Your goal -
For each statement below, check it against the Circus Fever text and answer yes or no, quoting the words from the text that decide it: (a) the film was directed by Robert F. McGowan; (b) the parents and the physician believe the children are sick; (c) classes at the school are dismissed so the students can attend the circus.

Text passage -
::::::

Circus Fever is a 1925 American short silent comedy film directed by Robert F. McGowan. It was the 35th Our Gang short subject released.

Plot
As described in a review in a film magazine, Farina contacts "speckled fever," and, in order to escape school and get to the circus, Mickey, Mary, Jackie, and Joe fake having it with the aid of a paint brush. Their parents and the physician are not deceived and punishment follows in the form of castor oil. Then comes the crowning punishment when the classes at the school they evaded have been dismissed so the students can attend the circus.

::::::

Entries -
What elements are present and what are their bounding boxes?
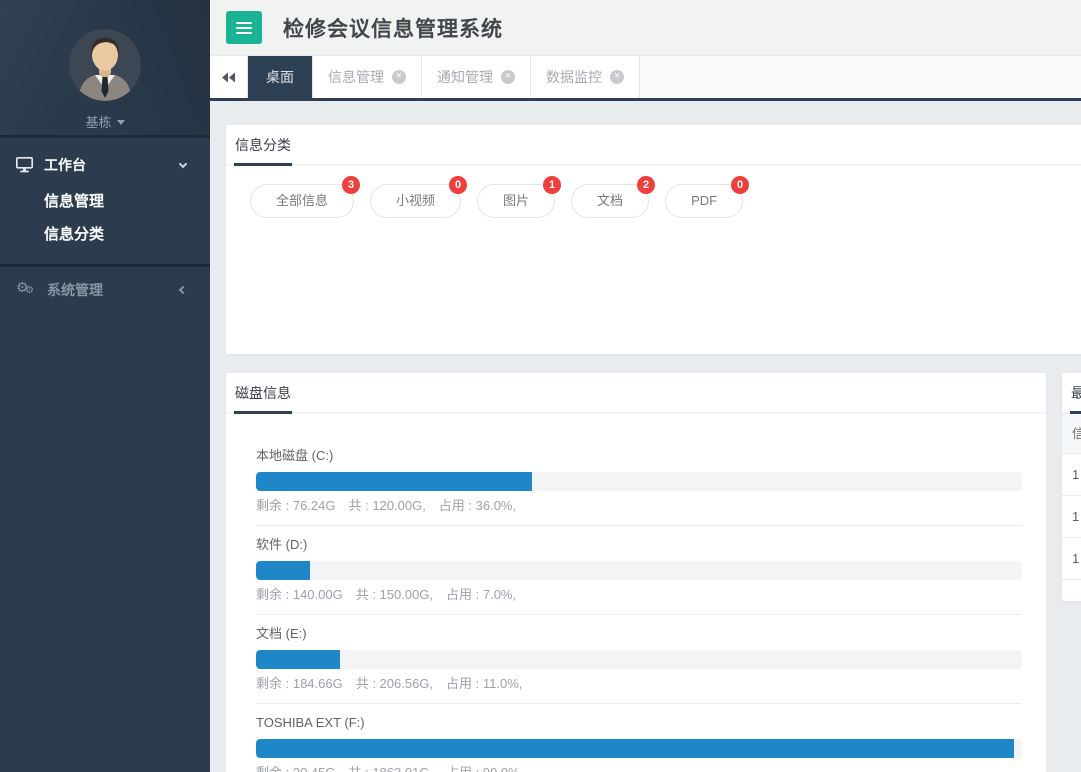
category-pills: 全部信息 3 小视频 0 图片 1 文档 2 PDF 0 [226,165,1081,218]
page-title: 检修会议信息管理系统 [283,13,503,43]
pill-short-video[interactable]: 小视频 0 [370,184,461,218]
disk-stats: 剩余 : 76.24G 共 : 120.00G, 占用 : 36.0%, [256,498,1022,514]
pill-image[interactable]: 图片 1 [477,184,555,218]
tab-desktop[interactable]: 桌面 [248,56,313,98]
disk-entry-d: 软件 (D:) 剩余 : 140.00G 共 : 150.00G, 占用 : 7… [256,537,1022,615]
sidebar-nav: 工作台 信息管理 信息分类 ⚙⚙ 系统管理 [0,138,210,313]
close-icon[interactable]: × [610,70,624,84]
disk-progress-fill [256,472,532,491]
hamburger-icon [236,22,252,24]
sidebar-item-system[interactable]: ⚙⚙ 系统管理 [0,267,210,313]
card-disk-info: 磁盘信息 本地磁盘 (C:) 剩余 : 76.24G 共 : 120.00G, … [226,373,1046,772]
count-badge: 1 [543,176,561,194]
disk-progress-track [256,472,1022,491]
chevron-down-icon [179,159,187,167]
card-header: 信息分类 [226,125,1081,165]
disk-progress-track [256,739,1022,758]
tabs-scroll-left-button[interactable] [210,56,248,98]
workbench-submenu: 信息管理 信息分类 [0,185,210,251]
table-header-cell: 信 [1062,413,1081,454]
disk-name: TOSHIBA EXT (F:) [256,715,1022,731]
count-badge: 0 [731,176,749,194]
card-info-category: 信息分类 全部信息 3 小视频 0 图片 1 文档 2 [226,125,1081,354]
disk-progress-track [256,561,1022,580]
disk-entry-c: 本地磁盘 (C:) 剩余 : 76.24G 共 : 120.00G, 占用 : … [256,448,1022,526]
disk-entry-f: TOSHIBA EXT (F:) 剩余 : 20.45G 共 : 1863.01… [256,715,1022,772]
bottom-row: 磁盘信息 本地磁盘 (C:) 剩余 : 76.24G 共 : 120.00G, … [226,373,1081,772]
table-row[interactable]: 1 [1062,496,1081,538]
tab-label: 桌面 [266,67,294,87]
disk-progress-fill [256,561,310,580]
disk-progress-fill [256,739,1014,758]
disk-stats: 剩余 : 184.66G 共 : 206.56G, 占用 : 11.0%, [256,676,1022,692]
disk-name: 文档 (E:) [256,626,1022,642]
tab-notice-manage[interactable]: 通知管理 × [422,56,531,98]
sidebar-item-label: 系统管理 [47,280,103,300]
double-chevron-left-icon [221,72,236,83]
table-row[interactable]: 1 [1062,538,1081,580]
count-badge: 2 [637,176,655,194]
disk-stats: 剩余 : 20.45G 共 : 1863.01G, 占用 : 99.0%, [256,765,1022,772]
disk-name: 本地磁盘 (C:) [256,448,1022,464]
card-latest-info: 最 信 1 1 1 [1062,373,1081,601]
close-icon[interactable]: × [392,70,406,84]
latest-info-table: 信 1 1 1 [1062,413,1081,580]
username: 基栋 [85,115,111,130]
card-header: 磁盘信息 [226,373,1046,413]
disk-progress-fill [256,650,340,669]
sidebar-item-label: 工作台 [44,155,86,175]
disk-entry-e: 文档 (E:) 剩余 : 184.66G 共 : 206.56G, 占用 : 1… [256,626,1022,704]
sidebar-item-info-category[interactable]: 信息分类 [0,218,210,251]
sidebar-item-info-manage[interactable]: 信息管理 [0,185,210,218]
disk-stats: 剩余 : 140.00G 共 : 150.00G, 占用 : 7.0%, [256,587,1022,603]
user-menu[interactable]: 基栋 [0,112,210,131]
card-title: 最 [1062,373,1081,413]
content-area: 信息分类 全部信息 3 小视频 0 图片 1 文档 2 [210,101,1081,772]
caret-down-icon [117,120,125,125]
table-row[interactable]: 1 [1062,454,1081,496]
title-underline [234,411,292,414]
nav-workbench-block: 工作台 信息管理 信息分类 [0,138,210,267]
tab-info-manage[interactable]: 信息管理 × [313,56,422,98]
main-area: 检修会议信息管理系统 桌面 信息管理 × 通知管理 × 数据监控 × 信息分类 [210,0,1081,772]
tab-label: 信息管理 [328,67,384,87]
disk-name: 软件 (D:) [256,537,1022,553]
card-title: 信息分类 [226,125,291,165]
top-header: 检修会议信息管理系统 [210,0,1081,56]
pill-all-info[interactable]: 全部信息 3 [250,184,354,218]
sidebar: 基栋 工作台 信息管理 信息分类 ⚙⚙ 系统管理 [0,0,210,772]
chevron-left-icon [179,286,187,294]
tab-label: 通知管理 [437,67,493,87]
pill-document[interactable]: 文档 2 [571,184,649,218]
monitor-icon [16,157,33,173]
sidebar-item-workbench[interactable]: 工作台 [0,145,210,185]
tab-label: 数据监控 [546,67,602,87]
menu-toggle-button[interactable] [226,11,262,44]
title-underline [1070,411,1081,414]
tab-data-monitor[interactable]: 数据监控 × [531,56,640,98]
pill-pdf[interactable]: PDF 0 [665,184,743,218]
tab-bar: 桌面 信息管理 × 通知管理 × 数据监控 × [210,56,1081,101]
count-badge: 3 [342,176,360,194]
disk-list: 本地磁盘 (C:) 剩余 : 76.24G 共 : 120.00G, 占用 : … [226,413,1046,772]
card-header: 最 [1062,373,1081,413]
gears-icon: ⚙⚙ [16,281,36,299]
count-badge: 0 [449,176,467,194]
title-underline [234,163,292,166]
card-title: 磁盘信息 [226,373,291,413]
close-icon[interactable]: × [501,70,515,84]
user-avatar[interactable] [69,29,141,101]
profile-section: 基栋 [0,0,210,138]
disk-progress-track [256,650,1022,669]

::::::

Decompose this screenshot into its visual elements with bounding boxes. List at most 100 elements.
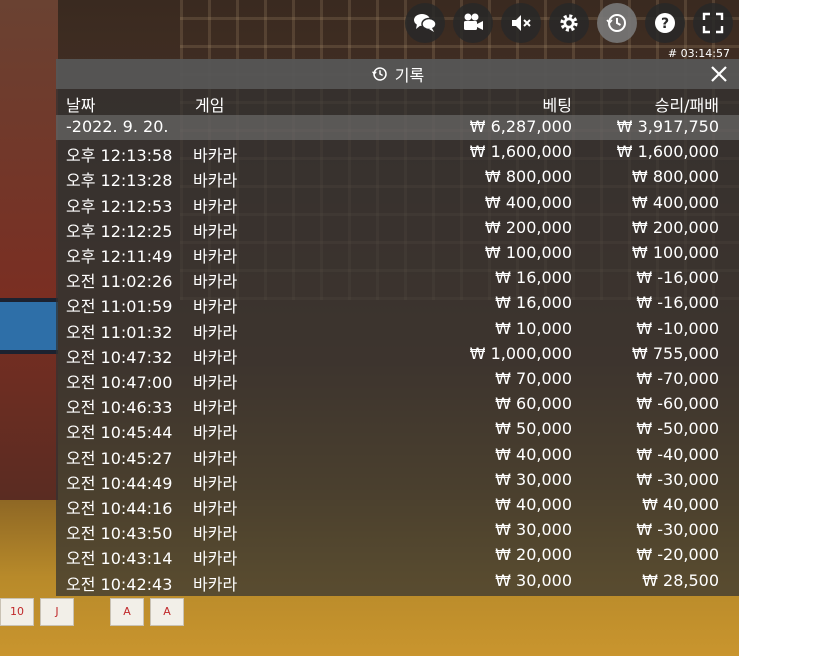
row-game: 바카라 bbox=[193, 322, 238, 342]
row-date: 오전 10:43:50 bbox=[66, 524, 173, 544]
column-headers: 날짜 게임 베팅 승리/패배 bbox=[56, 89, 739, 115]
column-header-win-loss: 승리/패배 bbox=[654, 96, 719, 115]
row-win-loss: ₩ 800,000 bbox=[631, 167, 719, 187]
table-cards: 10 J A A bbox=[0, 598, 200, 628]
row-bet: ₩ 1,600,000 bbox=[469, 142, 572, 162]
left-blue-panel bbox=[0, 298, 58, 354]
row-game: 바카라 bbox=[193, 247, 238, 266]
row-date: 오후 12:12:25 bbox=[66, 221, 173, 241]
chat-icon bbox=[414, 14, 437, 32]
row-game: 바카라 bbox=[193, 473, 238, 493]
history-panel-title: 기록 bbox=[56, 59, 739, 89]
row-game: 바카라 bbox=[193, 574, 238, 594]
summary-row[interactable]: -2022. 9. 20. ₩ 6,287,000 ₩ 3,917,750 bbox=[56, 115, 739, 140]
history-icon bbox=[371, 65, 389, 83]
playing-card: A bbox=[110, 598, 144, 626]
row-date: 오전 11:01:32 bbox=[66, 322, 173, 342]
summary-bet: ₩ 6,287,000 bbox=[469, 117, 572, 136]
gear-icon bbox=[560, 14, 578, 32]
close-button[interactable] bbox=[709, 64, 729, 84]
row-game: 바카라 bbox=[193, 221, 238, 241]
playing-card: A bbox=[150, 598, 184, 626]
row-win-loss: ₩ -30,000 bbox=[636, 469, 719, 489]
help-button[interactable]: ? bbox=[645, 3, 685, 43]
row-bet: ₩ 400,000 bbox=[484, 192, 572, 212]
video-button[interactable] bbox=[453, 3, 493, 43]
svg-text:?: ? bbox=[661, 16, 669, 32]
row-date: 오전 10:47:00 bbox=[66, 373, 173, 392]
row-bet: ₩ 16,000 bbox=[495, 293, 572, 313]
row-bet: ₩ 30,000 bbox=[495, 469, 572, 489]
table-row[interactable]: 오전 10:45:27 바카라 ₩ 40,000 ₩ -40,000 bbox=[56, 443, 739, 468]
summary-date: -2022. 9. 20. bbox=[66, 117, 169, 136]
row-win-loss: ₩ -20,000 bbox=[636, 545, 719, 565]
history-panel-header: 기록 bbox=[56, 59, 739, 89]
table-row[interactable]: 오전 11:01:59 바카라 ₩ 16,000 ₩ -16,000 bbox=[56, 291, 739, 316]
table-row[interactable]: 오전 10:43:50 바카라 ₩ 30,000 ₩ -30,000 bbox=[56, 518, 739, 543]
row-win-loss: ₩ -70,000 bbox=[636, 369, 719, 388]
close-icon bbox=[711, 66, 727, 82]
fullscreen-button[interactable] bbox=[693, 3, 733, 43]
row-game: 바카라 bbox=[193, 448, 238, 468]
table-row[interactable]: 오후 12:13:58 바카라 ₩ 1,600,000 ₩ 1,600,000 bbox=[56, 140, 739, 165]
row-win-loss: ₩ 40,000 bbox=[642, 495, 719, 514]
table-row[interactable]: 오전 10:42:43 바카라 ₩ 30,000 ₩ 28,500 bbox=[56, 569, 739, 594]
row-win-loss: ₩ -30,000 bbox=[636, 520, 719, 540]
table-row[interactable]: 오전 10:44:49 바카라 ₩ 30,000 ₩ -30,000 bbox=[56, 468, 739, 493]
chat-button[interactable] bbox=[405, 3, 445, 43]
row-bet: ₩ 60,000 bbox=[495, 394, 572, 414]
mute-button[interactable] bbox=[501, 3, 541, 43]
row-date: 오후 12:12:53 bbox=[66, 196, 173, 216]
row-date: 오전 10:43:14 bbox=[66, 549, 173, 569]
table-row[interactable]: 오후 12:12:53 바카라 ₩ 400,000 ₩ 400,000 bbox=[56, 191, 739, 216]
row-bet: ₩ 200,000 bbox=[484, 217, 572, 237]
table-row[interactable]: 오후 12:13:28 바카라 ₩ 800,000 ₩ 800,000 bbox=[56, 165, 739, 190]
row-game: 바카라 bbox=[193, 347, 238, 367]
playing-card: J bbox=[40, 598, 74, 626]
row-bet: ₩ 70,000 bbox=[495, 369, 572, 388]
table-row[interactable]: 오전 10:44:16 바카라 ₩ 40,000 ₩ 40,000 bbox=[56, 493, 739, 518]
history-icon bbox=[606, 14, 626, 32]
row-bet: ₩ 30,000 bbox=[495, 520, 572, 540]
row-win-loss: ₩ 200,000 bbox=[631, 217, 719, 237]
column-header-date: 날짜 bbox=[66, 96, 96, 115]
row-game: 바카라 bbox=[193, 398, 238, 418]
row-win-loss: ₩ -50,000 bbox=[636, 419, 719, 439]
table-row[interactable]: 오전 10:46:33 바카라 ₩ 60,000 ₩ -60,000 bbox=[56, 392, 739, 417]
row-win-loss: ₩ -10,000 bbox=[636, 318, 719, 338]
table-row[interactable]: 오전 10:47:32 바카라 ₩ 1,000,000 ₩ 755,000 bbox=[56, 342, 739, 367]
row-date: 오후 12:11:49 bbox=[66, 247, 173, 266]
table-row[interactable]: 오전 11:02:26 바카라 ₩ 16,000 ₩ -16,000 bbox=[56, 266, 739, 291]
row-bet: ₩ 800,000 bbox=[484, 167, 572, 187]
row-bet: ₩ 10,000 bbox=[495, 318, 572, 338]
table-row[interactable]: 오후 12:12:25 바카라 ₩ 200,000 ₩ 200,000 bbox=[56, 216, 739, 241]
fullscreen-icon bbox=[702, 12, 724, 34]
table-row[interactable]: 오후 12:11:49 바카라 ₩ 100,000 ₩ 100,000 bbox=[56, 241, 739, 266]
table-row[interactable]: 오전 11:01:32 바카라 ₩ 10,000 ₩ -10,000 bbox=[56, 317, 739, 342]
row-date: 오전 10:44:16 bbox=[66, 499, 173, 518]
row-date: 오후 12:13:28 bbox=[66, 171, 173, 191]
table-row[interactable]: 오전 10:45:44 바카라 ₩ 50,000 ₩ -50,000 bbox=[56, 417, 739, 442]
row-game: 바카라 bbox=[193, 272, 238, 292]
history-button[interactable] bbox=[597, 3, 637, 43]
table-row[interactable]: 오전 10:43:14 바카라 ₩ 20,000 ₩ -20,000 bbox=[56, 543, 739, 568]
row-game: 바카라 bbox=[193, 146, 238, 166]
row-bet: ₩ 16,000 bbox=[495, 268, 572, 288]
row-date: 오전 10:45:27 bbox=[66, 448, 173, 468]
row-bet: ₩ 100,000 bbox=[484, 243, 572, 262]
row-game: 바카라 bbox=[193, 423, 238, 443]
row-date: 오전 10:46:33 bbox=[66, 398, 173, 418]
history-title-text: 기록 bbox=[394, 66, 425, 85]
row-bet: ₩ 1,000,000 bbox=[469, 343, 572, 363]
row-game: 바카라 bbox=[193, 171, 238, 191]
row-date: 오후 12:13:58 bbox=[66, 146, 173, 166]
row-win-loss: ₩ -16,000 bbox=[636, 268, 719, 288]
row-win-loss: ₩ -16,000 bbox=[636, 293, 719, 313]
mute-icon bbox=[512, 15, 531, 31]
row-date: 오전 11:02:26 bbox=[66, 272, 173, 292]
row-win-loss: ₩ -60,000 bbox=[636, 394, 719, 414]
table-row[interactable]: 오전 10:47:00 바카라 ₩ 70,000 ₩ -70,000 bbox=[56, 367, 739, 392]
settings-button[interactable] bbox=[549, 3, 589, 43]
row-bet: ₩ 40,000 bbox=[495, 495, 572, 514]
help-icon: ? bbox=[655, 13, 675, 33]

::::::

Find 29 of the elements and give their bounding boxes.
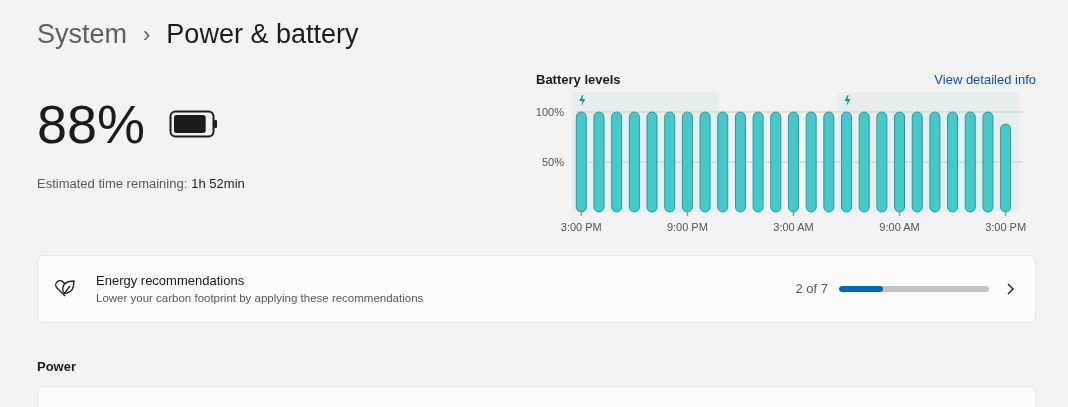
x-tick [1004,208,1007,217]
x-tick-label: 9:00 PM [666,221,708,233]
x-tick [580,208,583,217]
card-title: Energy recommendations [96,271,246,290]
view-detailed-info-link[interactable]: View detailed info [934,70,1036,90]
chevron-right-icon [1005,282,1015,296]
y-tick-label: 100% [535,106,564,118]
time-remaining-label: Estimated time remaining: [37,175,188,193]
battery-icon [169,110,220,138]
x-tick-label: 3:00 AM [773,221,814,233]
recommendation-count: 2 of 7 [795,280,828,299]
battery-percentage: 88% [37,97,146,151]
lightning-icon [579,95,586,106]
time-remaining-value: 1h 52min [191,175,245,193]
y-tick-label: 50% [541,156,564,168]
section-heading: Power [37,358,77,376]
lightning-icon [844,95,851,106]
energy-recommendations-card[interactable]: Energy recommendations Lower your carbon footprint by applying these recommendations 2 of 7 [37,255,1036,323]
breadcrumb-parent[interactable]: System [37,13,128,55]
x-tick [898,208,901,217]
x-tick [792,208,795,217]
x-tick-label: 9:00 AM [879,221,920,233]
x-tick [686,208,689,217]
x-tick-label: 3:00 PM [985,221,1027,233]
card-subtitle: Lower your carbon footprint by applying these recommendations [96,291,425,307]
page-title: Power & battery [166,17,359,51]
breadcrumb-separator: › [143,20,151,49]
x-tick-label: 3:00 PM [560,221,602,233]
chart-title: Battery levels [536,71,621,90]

::::::

Exercise solution -
(a) Yes: "directed by Robert F. McGowan"
(b) No: "Their parents and the physician are not deceived"
(c) Yes: "the classes at the school they evaded have been dismissed so the students can attend the circus"